Required task:
Give the material once more, word for word, without any images.

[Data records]

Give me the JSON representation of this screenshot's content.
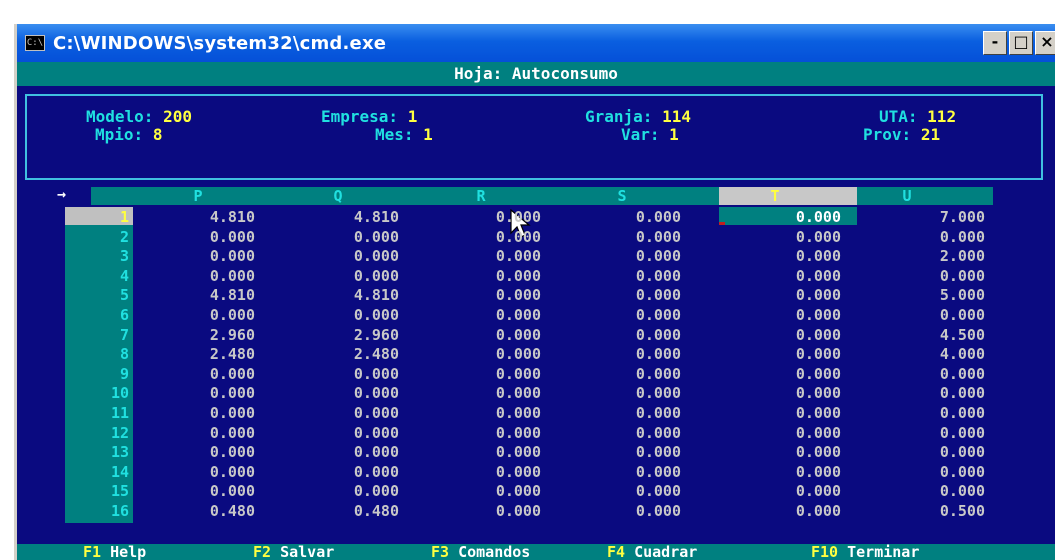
{
  "window": {
    "title": "C:\\WINDOWS\\system32\\cmd.exe",
    "icon": "cmd-icon",
    "buttons": [
      "-",
      "□",
      "×"
    ]
  },
  "sheet": {
    "title": "Hoja: Autoconsumo"
  },
  "info": {
    "modelo": {
      "label": "Modelo:",
      "value": "200"
    },
    "mpio": {
      "label": "Mpio:",
      "value": "8"
    },
    "empresa": {
      "label": "Empresa:",
      "value": "1"
    },
    "mes": {
      "label": "Mes:",
      "value": "1"
    },
    "granja": {
      "label": "Granja:",
      "value": "114"
    },
    "var": {
      "label": "Var:",
      "value": "1"
    },
    "uta": {
      "label": "UTA:",
      "value": "112"
    },
    "prov": {
      "label": "Prov:",
      "value": "21"
    }
  },
  "grid": {
    "arrow": "→",
    "columns": [
      "P",
      "Q",
      "R",
      "S",
      "T",
      "U"
    ],
    "active_column": "T",
    "active_row": "1",
    "rows": [
      {
        "n": "1",
        "cells": [
          "4.810",
          "4.810",
          "0.000",
          "0.000",
          "0.000",
          "7.000"
        ]
      },
      {
        "n": "2",
        "cells": [
          "0.000",
          "0.000",
          "0.000",
          "0.000",
          "0.000",
          "0.000"
        ]
      },
      {
        "n": "3",
        "cells": [
          "0.000",
          "0.000",
          "0.000",
          "0.000",
          "0.000",
          "2.000"
        ]
      },
      {
        "n": "4",
        "cells": [
          "0.000",
          "0.000",
          "0.000",
          "0.000",
          "0.000",
          "0.000"
        ]
      },
      {
        "n": "5",
        "cells": [
          "4.810",
          "4.810",
          "0.000",
          "0.000",
          "0.000",
          "5.000"
        ]
      },
      {
        "n": "6",
        "cells": [
          "0.000",
          "0.000",
          "0.000",
          "0.000",
          "0.000",
          "0.000"
        ]
      },
      {
        "n": "7",
        "cells": [
          "2.960",
          "2.960",
          "0.000",
          "0.000",
          "0.000",
          "4.500"
        ]
      },
      {
        "n": "8",
        "cells": [
          "2.480",
          "2.480",
          "0.000",
          "0.000",
          "0.000",
          "4.000"
        ]
      },
      {
        "n": "9",
        "cells": [
          "0.000",
          "0.000",
          "0.000",
          "0.000",
          "0.000",
          "0.000"
        ]
      },
      {
        "n": "10",
        "cells": [
          "0.000",
          "0.000",
          "0.000",
          "0.000",
          "0.000",
          "0.000"
        ]
      },
      {
        "n": "11",
        "cells": [
          "0.000",
          "0.000",
          "0.000",
          "0.000",
          "0.000",
          "0.000"
        ]
      },
      {
        "n": "12",
        "cells": [
          "0.000",
          "0.000",
          "0.000",
          "0.000",
          "0.000",
          "0.000"
        ]
      },
      {
        "n": "13",
        "cells": [
          "0.000",
          "0.000",
          "0.000",
          "0.000",
          "0.000",
          "0.000"
        ]
      },
      {
        "n": "14",
        "cells": [
          "0.000",
          "0.000",
          "0.000",
          "0.000",
          "0.000",
          "0.000"
        ]
      },
      {
        "n": "15",
        "cells": [
          "0.000",
          "0.000",
          "0.000",
          "0.000",
          "0.000",
          "0.000"
        ]
      },
      {
        "n": "16",
        "cells": [
          "0.480",
          "0.480",
          "0.000",
          "0.000",
          "0.000",
          "0.500"
        ]
      }
    ]
  },
  "function_keys": [
    {
      "key": "F1",
      "label": "Help"
    },
    {
      "key": "F2",
      "label": "Salvar"
    },
    {
      "key": "F3",
      "label": "Comandos"
    },
    {
      "key": "F4",
      "label": "Cuadrar"
    },
    {
      "key": "F10",
      "label": "Terminar"
    }
  ],
  "colors": {
    "background": "#0a0a80",
    "teal": "#008080",
    "label": "#20e0e0",
    "value": "#ffff40",
    "cell": "#c8c8c8"
  }
}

Finished exercise:
Give me the JSON representation of this screenshot's content.
{
  "window": {
    "title": "C:\\WINDOWS\\system32\\cmd.exe",
    "icon": "cmd-icon",
    "buttons": [
      "-",
      "□",
      "×"
    ]
  },
  "sheet": {
    "title": "Hoja: Autoconsumo"
  },
  "info": {
    "modelo": {
      "label": "Modelo:",
      "value": "200"
    },
    "mpio": {
      "label": "Mpio:",
      "value": "8"
    },
    "empresa": {
      "label": "Empresa:",
      "value": "1"
    },
    "mes": {
      "label": "Mes:",
      "value": "1"
    },
    "granja": {
      "label": "Granja:",
      "value": "114"
    },
    "var": {
      "label": "Var:",
      "value": "1"
    },
    "uta": {
      "label": "UTA:",
      "value": "112"
    },
    "prov": {
      "label": "Prov:",
      "value": "21"
    }
  },
  "grid": {
    "arrow": "→",
    "columns": [
      "P",
      "Q",
      "R",
      "S",
      "T",
      "U"
    ],
    "active_column": "T",
    "active_row": "1",
    "rows": [
      {
        "n": "1",
        "cells": [
          "4.810",
          "4.810",
          "0.000",
          "0.000",
          "0.000",
          "7.000"
        ]
      },
      {
        "n": "2",
        "cells": [
          "0.000",
          "0.000",
          "0.000",
          "0.000",
          "0.000",
          "0.000"
        ]
      },
      {
        "n": "3",
        "cells": [
          "0.000",
          "0.000",
          "0.000",
          "0.000",
          "0.000",
          "2.000"
        ]
      },
      {
        "n": "4",
        "cells": [
          "0.000",
          "0.000",
          "0.000",
          "0.000",
          "0.000",
          "0.000"
        ]
      },
      {
        "n": "5",
        "cells": [
          "4.810",
          "4.810",
          "0.000",
          "0.000",
          "0.000",
          "5.000"
        ]
      },
      {
        "n": "6",
        "cells": [
          "0.000",
          "0.000",
          "0.000",
          "0.000",
          "0.000",
          "0.000"
        ]
      },
      {
        "n": "7",
        "cells": [
          "2.960",
          "2.960",
          "0.000",
          "0.000",
          "0.000",
          "4.500"
        ]
      },
      {
        "n": "8",
        "cells": [
          "2.480",
          "2.480",
          "0.000",
          "0.000",
          "0.000",
          "4.000"
        ]
      },
      {
        "n": "9",
        "cells": [
          "0.000",
          "0.000",
          "0.000",
          "0.000",
          "0.000",
          "0.000"
        ]
      },
      {
        "n": "10",
        "cells": [
          "0.000",
          "0.000",
          "0.000",
          "0.000",
          "0.000",
          "0.000"
        ]
      },
      {
        "n": "11",
        "cells": [
          "0.000",
          "0.000",
          "0.000",
          "0.000",
          "0.000",
          "0.000"
        ]
      },
      {
        "n": "12",
        "cells": [
          "0.000",
          "0.000",
          "0.000",
          "0.000",
          "0.000",
          "0.000"
        ]
      },
      {
        "n": "13",
        "cells": [
          "0.000",
          "0.000",
          "0.000",
          "0.000",
          "0.000",
          "0.000"
        ]
      },
      {
        "n": "14",
        "cells": [
          "0.000",
          "0.000",
          "0.000",
          "0.000",
          "0.000",
          "0.000"
        ]
      },
      {
        "n": "15",
        "cells": [
          "0.000",
          "0.000",
          "0.000",
          "0.000",
          "0.000",
          "0.000"
        ]
      },
      {
        "n": "16",
        "cells": [
          "0.480",
          "0.480",
          "0.000",
          "0.000",
          "0.000",
          "0.500"
        ]
      }
    ]
  },
  "function_keys": [
    {
      "key": "F1",
      "label": "Help"
    },
    {
      "key": "F2",
      "label": "Salvar"
    },
    {
      "key": "F3",
      "label": "Comandos"
    },
    {
      "key": "F4",
      "label": "Cuadrar"
    },
    {
      "key": "F10",
      "label": "Terminar"
    }
  ],
  "colors": {
    "background": "#0a0a80",
    "teal": "#008080",
    "label": "#20e0e0",
    "value": "#ffff40",
    "cell": "#c8c8c8"
  }
}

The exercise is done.